Data records
———

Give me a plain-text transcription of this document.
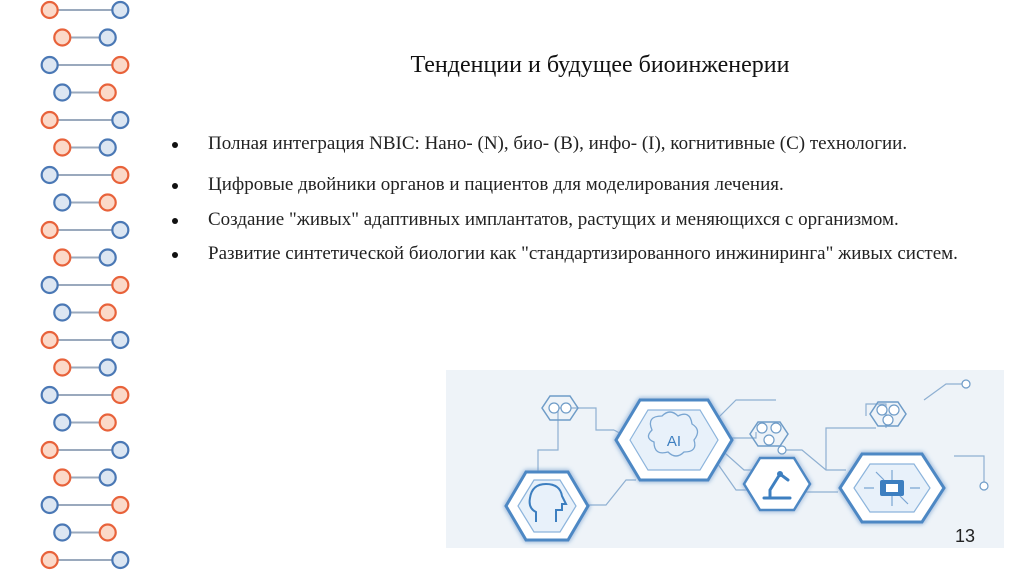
Тенденции и будущее биоинженерии
Полная интеграция NBIC: Нано- (N), био- (B), инфо- (I), когнитивные (C) технологии.
Цифровые двойники органов и пациентов для моделирования лечения.
Создание "живых" адаптивных имплантатов, растущих и меняющихся с организмом.
Развитие синтетической биологии как "стандартизированного инжиниринга" живых систем.
AI
13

———

## EXERCISE REQUIREMENTS
Repeat the material above word for word and skip every image in it.

## EXERCISE OUTPUT
Give me a plain-text transcription of this document.
Тенденции и будущее биоинженерии
Полная интеграция NBIC: Нано- (N), био- (B), инфо- (I), когнитивные (C) технологии.
Цифровые двойники органов и пациентов для моделирования лечения.
Создание "живых" адаптивных имплантатов, растущих и меняющихся с организмом.
Развитие синтетической биологии как "стандартизированного инжиниринга" живых систем.
AI
13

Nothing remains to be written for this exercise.